» **Prompt**:
Can you transcribe every line exactly and leave the pictures behind?
* Begin Available data *
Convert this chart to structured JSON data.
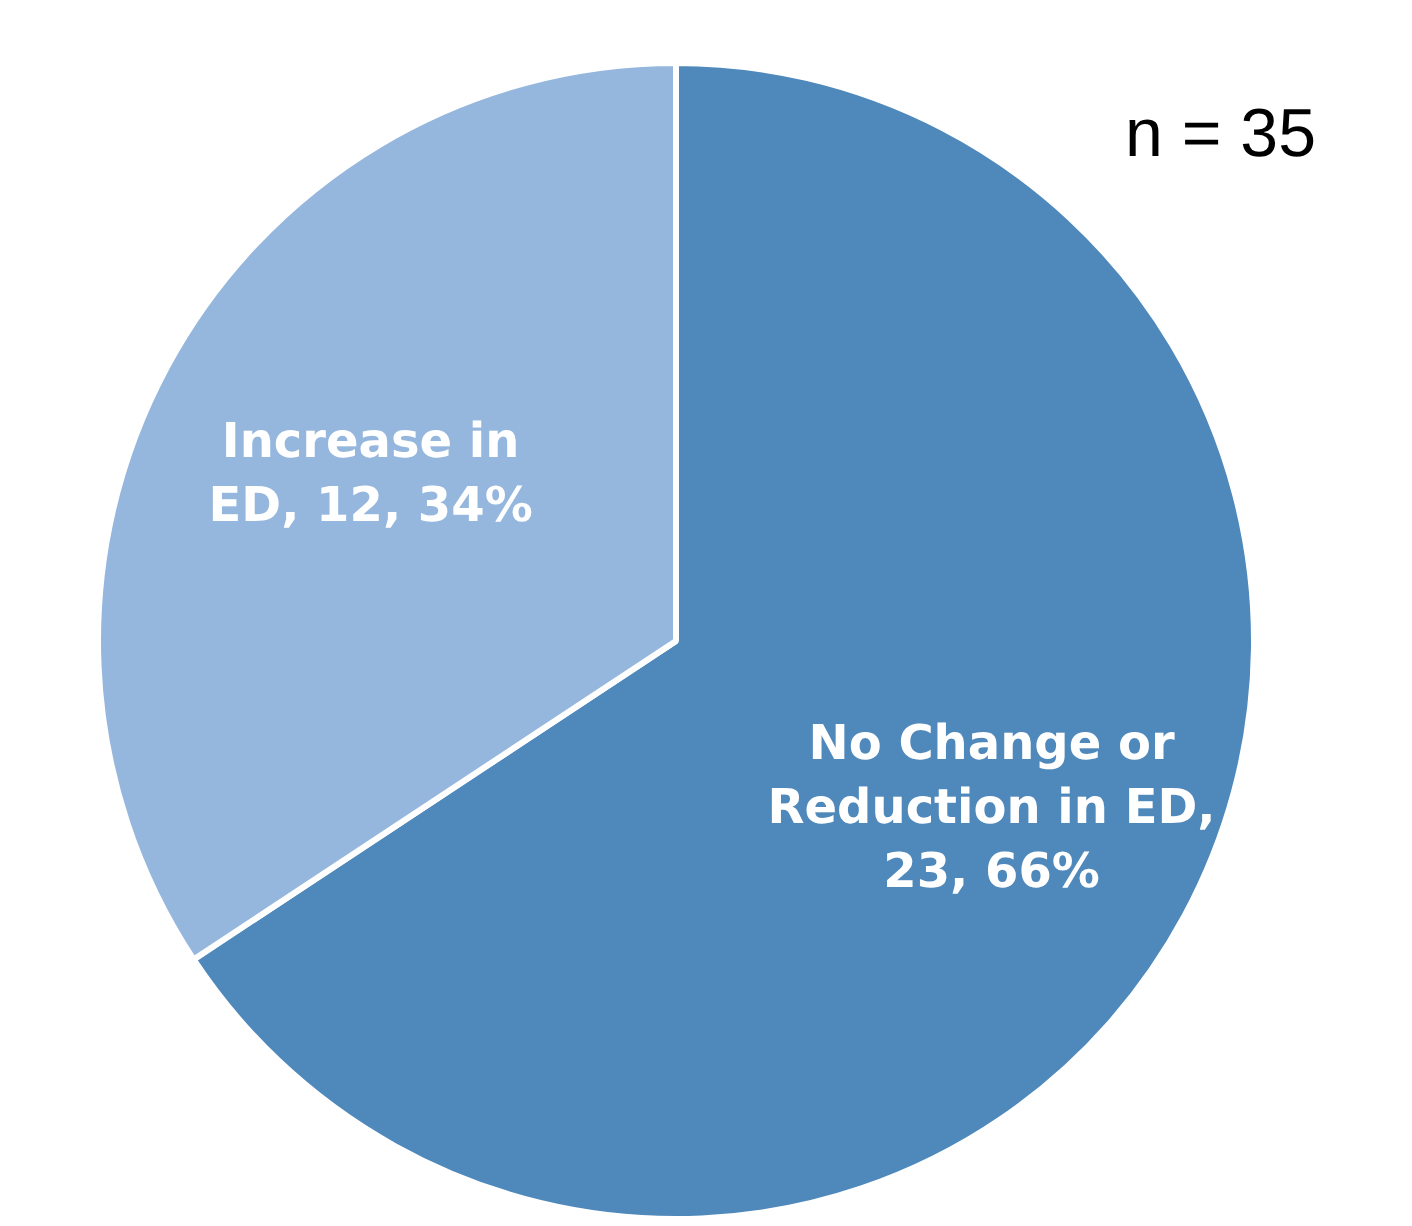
{
  "chart_data": {
    "type": "pie",
    "categories": [
      "No Change or Reduction in ED",
      "Increase in ED"
    ],
    "values": [
      23,
      12
    ],
    "colors": [
      "#4f88bb",
      "#95b7de"
    ],
    "value_labels": [
      ", 23, 66%",
      ", 12, 34%"
    ],
    "annotations": [
      "n = 35"
    ],
    "legend": false
  }
}
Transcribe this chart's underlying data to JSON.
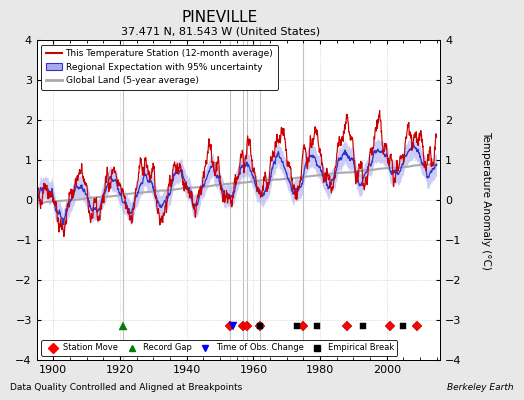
{
  "title": "PINEVILLE",
  "subtitle": "37.471 N, 81.543 W (United States)",
  "xlabel_note": "Data Quality Controlled and Aligned at Breakpoints",
  "credit": "Berkeley Earth",
  "ylabel": "Temperature Anomaly (°C)",
  "year_start": 1895,
  "year_end": 2014,
  "ylim": [
    -4,
    4
  ],
  "yticks": [
    -4,
    -3,
    -2,
    -1,
    0,
    1,
    2,
    3,
    4
  ],
  "xticks": [
    1900,
    1920,
    1940,
    1960,
    1980,
    2000
  ],
  "bg_color": "#e8e8e8",
  "plot_bg_color": "#ffffff",
  "station_move_years": [
    1953,
    1957,
    1958,
    1962,
    1975,
    1988,
    2001,
    2009
  ],
  "record_gap_years": [
    1921
  ],
  "obs_change_years": [
    1954
  ],
  "empirical_break_years": [
    1973,
    1979,
    1962,
    1993,
    2005
  ],
  "breakpoint_vline_years": [
    1921,
    1953,
    1957,
    1958,
    1962,
    1975
  ],
  "red_line_color": "#cc0000",
  "blue_line_color": "#3333cc",
  "blue_fill_color": "#aaaaee",
  "gray_line_color": "#aaaaaa",
  "marker_y": -3.15,
  "seed": 42
}
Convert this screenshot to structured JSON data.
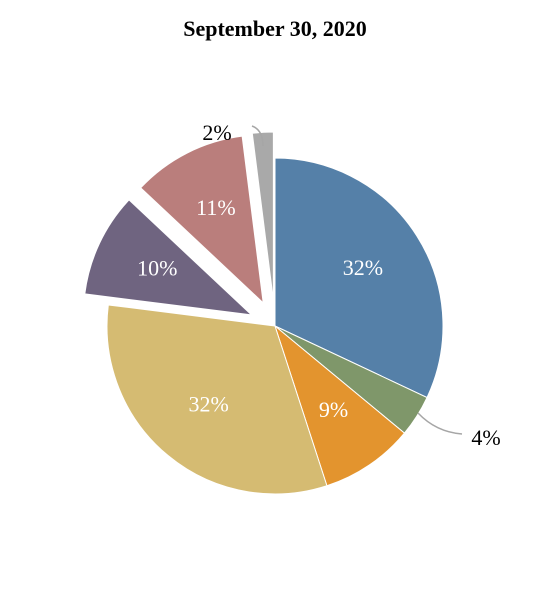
{
  "chart_data": {
    "type": "pie",
    "title": "September 30, 2020",
    "slices": [
      {
        "label": "32%",
        "value": 32,
        "color": "#5580A8",
        "label_color": "#ffffff",
        "exploded": false,
        "leader": false
      },
      {
        "label": "4%",
        "value": 4,
        "color": "#7F976A",
        "label_color": "#000000",
        "exploded": false,
        "leader": true
      },
      {
        "label": "9%",
        "value": 9,
        "color": "#E3942E",
        "label_color": "#ffffff",
        "exploded": false,
        "leader": false
      },
      {
        "label": "32%",
        "value": 32,
        "color": "#D5BB72",
        "label_color": "#ffffff",
        "exploded": false,
        "leader": false
      },
      {
        "label": "10%",
        "value": 10,
        "color": "#6F6480",
        "label_color": "#ffffff",
        "exploded": true,
        "leader": false
      },
      {
        "label": "11%",
        "value": 11,
        "color": "#BA7E7C",
        "label_color": "#ffffff",
        "exploded": true,
        "leader": false
      },
      {
        "label": "2%",
        "value": 2,
        "color": "#A9A9A9",
        "label_color": "#000000",
        "exploded": true,
        "leader": true
      }
    ]
  }
}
* End Available data *
» **Complete output**:
Convert this chart to structured JSON data.
{
  "chart_data": {
    "type": "pie",
    "categories": [
      "No Change or Reduction in ED",
      "Increase in ED"
    ],
    "values": [
      23,
      12
    ],
    "colors": [
      "#4f88bb",
      "#95b7de"
    ],
    "value_labels": [
      ", 23, 66%",
      ", 12, 34%"
    ],
    "annotations": [
      "n = 35"
    ],
    "legend": false
  }
}
Transcribe this chart's underlying data to JSON.
{
  "title": "PINEVILLE",
  "subtitle": "37.471 N, 81.543 W (United States)",
  "xlabel_note": "Data Quality Controlled and Aligned at Breakpoints",
  "credit": "Berkeley Earth",
  "ylabel": "Temperature Anomaly (°C)",
  "year_start": 1895,
  "year_end": 2014,
  "ylim": [
    -4,
    4
  ],
  "yticks": [
    -4,
    -3,
    -2,
    -1,
    0,
    1,
    2,
    3,
    4
  ],
  "xticks": [
    1900,
    1920,
    1940,
    1960,
    1980,
    2000
  ],
  "bg_color": "#e8e8e8",
  "plot_bg_color": "#ffffff",
  "station_move_years": [
    1953,
    1957,
    1958,
    1962,
    1975,
    1988,
    2001,
    2009
  ],
  "record_gap_years": [
    1921
  ],
  "obs_change_years": [
    1954
  ],
  "empirical_break_years": [
    1973,
    1979,
    1962,
    1993,
    2005
  ],
  "breakpoint_vline_years": [
    1921,
    1953,
    1957,
    1958,
    1962,
    1975
  ],
  "red_line_color": "#cc0000",
  "blue_line_color": "#3333cc",
  "blue_fill_color": "#aaaaee",
  "gray_line_color": "#aaaaaa",
  "marker_y": -3.15,
  "seed": 42
}
Convert this screenshot to structured JSON data.
{
  "chart_data": {
    "type": "pie",
    "title": "September 30, 2020",
    "slices": [
      {
        "label": "32%",
        "value": 32,
        "color": "#5580A8",
        "label_color": "#ffffff",
        "exploded": false,
        "leader": false
      },
      {
        "label": "4%",
        "value": 4,
        "color": "#7F976A",
        "label_color": "#000000",
        "exploded": false,
        "leader": true
      },
      {
        "label": "9%",
        "value": 9,
        "color": "#E3942E",
        "label_color": "#ffffff",
        "exploded": false,
        "leader": false
      },
      {
        "label": "32%",
        "value": 32,
        "color": "#D5BB72",
        "label_color": "#ffffff",
        "exploded": false,
        "leader": false
      },
      {
        "label": "10%",
        "value": 10,
        "color": "#6F6480",
        "label_color": "#ffffff",
        "exploded": true,
        "leader": false
      },
      {
        "label": "11%",
        "value": 11,
        "color": "#BA7E7C",
        "label_color": "#ffffff",
        "exploded": true,
        "leader": false
      },
      {
        "label": "2%",
        "value": 2,
        "color": "#A9A9A9",
        "label_color": "#000000",
        "exploded": true,
        "leader": true
      }
    ]
  }
}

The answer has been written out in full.